# EXERCISE REQUIREMENTS
Copy the rows below, swapping every "Navigation Menu" for "Site Menu" and changing nothing else.

# ENTRIES PROVIDED
* BEGIN *

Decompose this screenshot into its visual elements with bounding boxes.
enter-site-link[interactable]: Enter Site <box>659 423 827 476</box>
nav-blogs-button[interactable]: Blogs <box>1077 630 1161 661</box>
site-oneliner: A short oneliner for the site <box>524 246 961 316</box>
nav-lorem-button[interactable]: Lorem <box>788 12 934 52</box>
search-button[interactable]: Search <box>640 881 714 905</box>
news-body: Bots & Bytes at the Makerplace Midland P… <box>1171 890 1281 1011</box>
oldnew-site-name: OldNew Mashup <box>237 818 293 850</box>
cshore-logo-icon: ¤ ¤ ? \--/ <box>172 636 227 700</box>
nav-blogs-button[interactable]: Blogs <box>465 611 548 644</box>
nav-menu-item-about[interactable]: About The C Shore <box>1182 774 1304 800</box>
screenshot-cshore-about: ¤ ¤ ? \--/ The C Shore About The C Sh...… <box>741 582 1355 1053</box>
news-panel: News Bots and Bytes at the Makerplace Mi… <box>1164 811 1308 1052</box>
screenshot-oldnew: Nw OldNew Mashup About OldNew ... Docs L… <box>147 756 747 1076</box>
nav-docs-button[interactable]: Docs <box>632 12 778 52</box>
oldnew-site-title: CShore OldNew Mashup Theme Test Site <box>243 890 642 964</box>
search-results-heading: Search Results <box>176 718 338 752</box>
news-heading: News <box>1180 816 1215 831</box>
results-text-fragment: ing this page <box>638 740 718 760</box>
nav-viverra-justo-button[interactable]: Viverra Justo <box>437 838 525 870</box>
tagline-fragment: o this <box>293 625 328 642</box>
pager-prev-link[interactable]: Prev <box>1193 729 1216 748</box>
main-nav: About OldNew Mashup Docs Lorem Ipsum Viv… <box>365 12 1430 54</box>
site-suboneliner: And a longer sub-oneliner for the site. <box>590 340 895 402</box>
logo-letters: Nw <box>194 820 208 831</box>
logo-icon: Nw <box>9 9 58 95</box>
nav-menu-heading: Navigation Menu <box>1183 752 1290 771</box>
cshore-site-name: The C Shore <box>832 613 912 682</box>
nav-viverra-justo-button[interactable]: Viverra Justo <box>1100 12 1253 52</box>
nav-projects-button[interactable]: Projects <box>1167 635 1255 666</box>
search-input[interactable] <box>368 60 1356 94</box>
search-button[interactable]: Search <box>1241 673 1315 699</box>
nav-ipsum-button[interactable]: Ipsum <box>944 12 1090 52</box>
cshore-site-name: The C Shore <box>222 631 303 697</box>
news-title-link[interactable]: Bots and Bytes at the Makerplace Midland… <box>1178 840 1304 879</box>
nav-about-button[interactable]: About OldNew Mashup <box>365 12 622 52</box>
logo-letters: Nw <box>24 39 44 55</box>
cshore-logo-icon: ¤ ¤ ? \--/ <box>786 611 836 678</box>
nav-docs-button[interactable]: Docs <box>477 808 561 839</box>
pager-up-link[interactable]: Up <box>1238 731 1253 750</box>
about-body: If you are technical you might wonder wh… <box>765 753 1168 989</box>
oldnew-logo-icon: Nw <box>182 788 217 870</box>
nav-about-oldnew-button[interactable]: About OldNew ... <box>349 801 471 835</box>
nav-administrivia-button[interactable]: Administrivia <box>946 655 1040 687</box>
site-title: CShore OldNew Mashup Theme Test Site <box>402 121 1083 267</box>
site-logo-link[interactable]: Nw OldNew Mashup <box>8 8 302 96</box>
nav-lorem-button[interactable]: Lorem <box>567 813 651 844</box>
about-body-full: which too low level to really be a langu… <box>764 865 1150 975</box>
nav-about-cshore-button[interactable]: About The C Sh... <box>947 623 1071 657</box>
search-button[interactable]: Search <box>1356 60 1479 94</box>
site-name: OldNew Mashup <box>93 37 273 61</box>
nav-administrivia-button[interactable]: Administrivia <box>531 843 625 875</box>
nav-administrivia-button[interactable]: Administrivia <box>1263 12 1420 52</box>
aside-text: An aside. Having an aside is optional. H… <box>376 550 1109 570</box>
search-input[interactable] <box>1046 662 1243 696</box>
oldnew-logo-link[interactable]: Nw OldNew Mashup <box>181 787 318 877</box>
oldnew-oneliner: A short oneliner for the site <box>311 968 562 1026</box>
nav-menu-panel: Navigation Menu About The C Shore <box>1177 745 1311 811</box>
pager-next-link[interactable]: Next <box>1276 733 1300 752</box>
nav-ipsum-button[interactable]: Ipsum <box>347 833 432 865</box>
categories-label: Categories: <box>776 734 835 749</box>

* END *

# RESPONSE FOR THIS EXERCISE
Decompose this screenshot into its visual elements with bounding boxes.
enter-site-link[interactable]: Enter Site <box>659 423 827 476</box>
nav-blogs-button[interactable]: Blogs <box>1077 630 1161 661</box>
site-oneliner: A short oneliner for the site <box>524 246 961 316</box>
nav-lorem-button[interactable]: Lorem <box>788 12 934 52</box>
search-button[interactable]: Search <box>640 881 714 905</box>
news-body: Bots & Bytes at the Makerplace Midland P… <box>1171 890 1281 1011</box>
oldnew-site-name: OldNew Mashup <box>237 818 293 850</box>
cshore-logo-icon: ¤ ¤ ? \--/ <box>172 636 227 700</box>
nav-blogs-button[interactable]: Blogs <box>465 611 548 644</box>
nav-menu-item-about[interactable]: About The C Shore <box>1182 774 1304 800</box>
screenshot-cshore-about: ¤ ¤ ? \--/ The C Shore About The C Sh...… <box>741 582 1355 1053</box>
news-panel: News Bots and Bytes at the Makerplace Mi… <box>1164 811 1308 1052</box>
screenshot-oldnew: Nw OldNew Mashup About OldNew ... Docs L… <box>147 756 747 1076</box>
nav-docs-button[interactable]: Docs <box>632 12 778 52</box>
oldnew-site-title: CShore OldNew Mashup Theme Test Site <box>243 890 642 964</box>
search-results-heading: Search Results <box>176 718 338 752</box>
news-heading: News <box>1180 816 1215 831</box>
results-text-fragment: ing this page <box>638 740 718 760</box>
nav-viverra-justo-button[interactable]: Viverra Justo <box>437 838 525 870</box>
tagline-fragment: o this <box>293 625 328 642</box>
pager-prev-link[interactable]: Prev <box>1193 729 1216 748</box>
main-nav: About OldNew Mashup Docs Lorem Ipsum Viv… <box>365 12 1430 54</box>
site-suboneliner: And a longer sub-oneliner for the site. <box>590 340 895 402</box>
logo-letters: Nw <box>194 820 208 831</box>
logo-icon: Nw <box>9 9 58 95</box>
nav-menu-heading: Site Menu <box>1183 752 1290 771</box>
cshore-site-name: The C Shore <box>832 613 912 682</box>
nav-viverra-justo-button[interactable]: Viverra Justo <box>1100 12 1253 52</box>
nav-projects-button[interactable]: Projects <box>1167 635 1255 666</box>
search-input[interactable] <box>368 60 1356 94</box>
search-button[interactable]: Search <box>1241 673 1315 699</box>
nav-ipsum-button[interactable]: Ipsum <box>944 12 1090 52</box>
cshore-site-name: The C Shore <box>222 631 303 697</box>
news-title-link[interactable]: Bots and Bytes at the Makerplace Midland… <box>1178 840 1304 879</box>
nav-about-button[interactable]: About OldNew Mashup <box>365 12 622 52</box>
logo-letters: Nw <box>24 39 44 55</box>
cshore-logo-icon: ¤ ¤ ? \--/ <box>786 611 836 678</box>
nav-docs-button[interactable]: Docs <box>477 808 561 839</box>
pager-up-link[interactable]: Up <box>1238 731 1253 750</box>
about-body: If you are technical you might wonder wh… <box>765 753 1168 989</box>
oldnew-logo-icon: Nw <box>182 788 217 870</box>
nav-about-oldnew-button[interactable]: About OldNew ... <box>349 801 471 835</box>
nav-administrivia-button[interactable]: Administrivia <box>946 655 1040 687</box>
site-title: CShore OldNew Mashup Theme Test Site <box>402 121 1083 267</box>
site-logo-link[interactable]: Nw OldNew Mashup <box>8 8 302 96</box>
nav-lorem-button[interactable]: Lorem <box>567 813 651 844</box>
about-body-full: which too low level to really be a langu… <box>764 865 1150 975</box>
nav-about-cshore-button[interactable]: About The C Sh... <box>947 623 1071 657</box>
search-button[interactable]: Search <box>1356 60 1479 94</box>
site-name: OldNew Mashup <box>93 37 273 61</box>
nav-administrivia-button[interactable]: Administrivia <box>531 843 625 875</box>
nav-administrivia-button[interactable]: Administrivia <box>1263 12 1420 52</box>
aside-text: An aside. Having an aside is optional. H… <box>376 550 1109 570</box>
search-input[interactable] <box>1046 662 1243 696</box>
oldnew-logo-link[interactable]: Nw OldNew Mashup <box>181 787 318 877</box>
oldnew-oneliner: A short oneliner for the site <box>311 968 562 1026</box>
nav-menu-panel: Site Menu About The C Shore <box>1177 745 1311 811</box>
pager-next-link[interactable]: Next <box>1276 733 1300 752</box>
nav-ipsum-button[interactable]: Ipsum <box>347 833 432 865</box>
categories-label: Categories: <box>776 734 835 749</box>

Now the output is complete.